PROBLEM DETAILS:
Below is a listing; copy all of it exactly.

--------------------

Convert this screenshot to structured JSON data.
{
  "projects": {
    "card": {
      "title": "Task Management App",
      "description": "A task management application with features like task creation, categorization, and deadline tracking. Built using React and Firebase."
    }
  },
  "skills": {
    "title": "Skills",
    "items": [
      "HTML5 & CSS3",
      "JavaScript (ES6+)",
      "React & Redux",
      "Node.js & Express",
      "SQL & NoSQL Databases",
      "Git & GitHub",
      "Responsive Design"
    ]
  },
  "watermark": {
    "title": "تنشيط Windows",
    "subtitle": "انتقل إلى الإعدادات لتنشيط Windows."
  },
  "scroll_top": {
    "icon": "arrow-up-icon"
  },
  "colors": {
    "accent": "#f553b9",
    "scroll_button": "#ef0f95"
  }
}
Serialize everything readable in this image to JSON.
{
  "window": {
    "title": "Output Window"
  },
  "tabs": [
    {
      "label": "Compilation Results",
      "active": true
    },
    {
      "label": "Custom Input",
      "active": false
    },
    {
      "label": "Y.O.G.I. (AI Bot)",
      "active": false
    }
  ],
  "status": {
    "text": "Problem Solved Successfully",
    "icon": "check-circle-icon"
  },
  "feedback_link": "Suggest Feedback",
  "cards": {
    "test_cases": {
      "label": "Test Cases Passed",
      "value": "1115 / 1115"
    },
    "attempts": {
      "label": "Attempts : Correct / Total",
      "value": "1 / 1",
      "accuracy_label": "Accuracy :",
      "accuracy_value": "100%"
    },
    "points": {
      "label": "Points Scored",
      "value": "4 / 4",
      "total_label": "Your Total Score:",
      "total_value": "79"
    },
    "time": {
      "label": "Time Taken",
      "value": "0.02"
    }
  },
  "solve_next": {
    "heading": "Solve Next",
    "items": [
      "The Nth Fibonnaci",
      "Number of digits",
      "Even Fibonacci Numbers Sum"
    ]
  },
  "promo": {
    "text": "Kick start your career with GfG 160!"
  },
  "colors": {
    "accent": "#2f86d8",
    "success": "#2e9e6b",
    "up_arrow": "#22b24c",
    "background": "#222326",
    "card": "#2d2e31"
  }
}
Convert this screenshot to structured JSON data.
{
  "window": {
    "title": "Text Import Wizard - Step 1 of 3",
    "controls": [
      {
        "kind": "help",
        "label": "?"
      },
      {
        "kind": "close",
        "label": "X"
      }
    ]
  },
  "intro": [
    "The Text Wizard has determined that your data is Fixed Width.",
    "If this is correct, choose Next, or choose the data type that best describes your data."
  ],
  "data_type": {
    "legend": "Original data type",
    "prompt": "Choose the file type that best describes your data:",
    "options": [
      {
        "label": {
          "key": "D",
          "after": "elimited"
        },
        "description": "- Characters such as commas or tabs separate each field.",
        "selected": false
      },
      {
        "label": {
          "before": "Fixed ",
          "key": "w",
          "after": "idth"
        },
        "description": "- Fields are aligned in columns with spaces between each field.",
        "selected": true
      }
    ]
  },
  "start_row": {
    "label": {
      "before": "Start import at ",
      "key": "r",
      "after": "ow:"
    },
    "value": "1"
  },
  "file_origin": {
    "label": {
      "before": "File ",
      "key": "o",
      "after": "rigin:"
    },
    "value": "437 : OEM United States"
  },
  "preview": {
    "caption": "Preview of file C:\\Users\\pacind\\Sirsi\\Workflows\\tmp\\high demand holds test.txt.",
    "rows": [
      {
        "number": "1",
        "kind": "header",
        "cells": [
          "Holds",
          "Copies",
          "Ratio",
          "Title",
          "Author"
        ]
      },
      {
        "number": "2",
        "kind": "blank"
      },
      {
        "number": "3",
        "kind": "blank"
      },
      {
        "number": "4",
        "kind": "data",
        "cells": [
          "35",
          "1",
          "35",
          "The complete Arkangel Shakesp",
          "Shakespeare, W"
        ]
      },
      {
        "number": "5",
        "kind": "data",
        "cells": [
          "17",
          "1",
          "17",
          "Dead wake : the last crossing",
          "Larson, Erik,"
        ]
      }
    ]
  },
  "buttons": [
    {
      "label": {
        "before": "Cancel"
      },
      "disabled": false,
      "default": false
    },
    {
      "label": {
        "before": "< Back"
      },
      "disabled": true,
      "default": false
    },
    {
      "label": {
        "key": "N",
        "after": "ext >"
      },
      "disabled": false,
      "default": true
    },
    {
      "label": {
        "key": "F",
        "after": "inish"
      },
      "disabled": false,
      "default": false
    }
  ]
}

--------------------

FULL OUTPUT:
Convert this screenshot to structured JSON data.
{
  "projects": {
    "card": {
      "title": "Task Management App",
      "description": "A task management application with features like task creation, categorization, and deadline tracking. Built using React and Firebase."
    }
  },
  "skills": {
    "title": "Skills",
    "items": [
      "HTML5 & CSS3",
      "JavaScript (ES6+)",
      "React & Redux",
      "Node.js & Express",
      "SQL & NoSQL Databases",
      "Git & GitHub",
      "Responsive Design"
    ]
  },
  "watermark": {
    "title": "تنشيط Windows",
    "subtitle": "انتقل إلى الإعدادات لتنشيط Windows."
  },
  "scroll_top": {
    "icon": "arrow-up-icon"
  },
  "colors": {
    "accent": "#f553b9",
    "scroll_button": "#ef0f95"
  }
}
Serialize everything readable in this image to JSON.
{
  "window": {
    "title": "Output Window"
  },
  "tabs": [
    {
      "label": "Compilation Results",
      "active": true
    },
    {
      "label": "Custom Input",
      "active": false
    },
    {
      "label": "Y.O.G.I. (AI Bot)",
      "active": false
    }
  ],
  "status": {
    "text": "Problem Solved Successfully",
    "icon": "check-circle-icon"
  },
  "feedback_link": "Suggest Feedback",
  "cards": {
    "test_cases": {
      "label": "Test Cases Passed",
      "value": "1115 / 1115"
    },
    "attempts": {
      "label": "Attempts : Correct / Total",
      "value": "1 / 1",
      "accuracy_label": "Accuracy :",
      "accuracy_value": "100%"
    },
    "points": {
      "label": "Points Scored",
      "value": "4 / 4",
      "total_label": "Your Total Score:",
      "total_value": "79"
    },
    "time": {
      "label": "Time Taken",
      "value": "0.02"
    }
  },
  "solve_next": {
    "heading": "Solve Next",
    "items": [
      "The Nth Fibonnaci",
      "Number of digits",
      "Even Fibonacci Numbers Sum"
    ]
  },
  "promo": {
    "text": "Kick start your career with GfG 160!"
  },
  "colors": {
    "accent": "#2f86d8",
    "success": "#2e9e6b",
    "up_arrow": "#22b24c",
    "background": "#222326",
    "card": "#2d2e31"
  }
}
Convert this screenshot to structured JSON data.
{
  "window": {
    "title": "Text Import Wizard - Step 1 of 3",
    "controls": [
      {
        "kind": "help",
        "label": "?"
      },
      {
        "kind": "close",
        "label": "X"
      }
    ]
  },
  "intro": [
    "The Text Wizard has determined that your data is Fixed Width.",
    "If this is correct, choose Next, or choose the data type that best describes your data."
  ],
  "data_type": {
    "legend": "Original data type",
    "prompt": "Choose the file type that best describes your data:",
    "options": [
      {
        "label": {
          "key": "D",
          "after": "elimited"
        },
        "description": "- Characters such as commas or tabs separate each field.",
        "selected": false
      },
      {
        "label": {
          "before": "Fixed ",
          "key": "w",
          "after": "idth"
        },
        "description": "- Fields are aligned in columns with spaces between each field.",
        "selected": true
      }
    ]
  },
  "start_row": {
    "label": {
      "before": "Start import at ",
      "key": "r",
      "after": "ow:"
    },
    "value": "1"
  },
  "file_origin": {
    "label": {
      "before": "File ",
      "key": "o",
      "after": "rigin:"
    },
    "value": "437 : OEM United States"
  },
  "preview": {
    "caption": "Preview of file C:\\Users\\pacind\\Sirsi\\Workflows\\tmp\\high demand holds test.txt.",
    "rows": [
      {
        "number": "1",
        "kind": "header",
        "cells": [
          "Holds",
          "Copies",
          "Ratio",
          "Title",
          "Author"
        ]
      },
      {
        "number": "2",
        "kind": "blank"
      },
      {
        "number": "3",
        "kind": "blank"
      },
      {
        "number": "4",
        "kind": "data",
        "cells": [
          "35",
          "1",
          "35",
          "The complete Arkangel Shakesp",
          "Shakespeare, W"
        ]
      },
      {
        "number": "5",
        "kind": "data",
        "cells": [
          "17",
          "1",
          "17",
          "Dead wake : the last crossing",
          "Larson, Erik,"
        ]
      }
    ]
  },
  "buttons": [
    {
      "label": {
        "before": "Cancel"
      },
      "disabled": false,
      "default": false
    },
    {
      "label": {
        "before": "< Back"
      },
      "disabled": true,
      "default": false
    },
    {
      "label": {
        "key": "N",
        "after": "ext >"
      },
      "disabled": false,
      "default": true
    },
    {
      "label": {
        "key": "F",
        "after": "inish"
      },
      "disabled": false,
      "default": false
    }
  ]
}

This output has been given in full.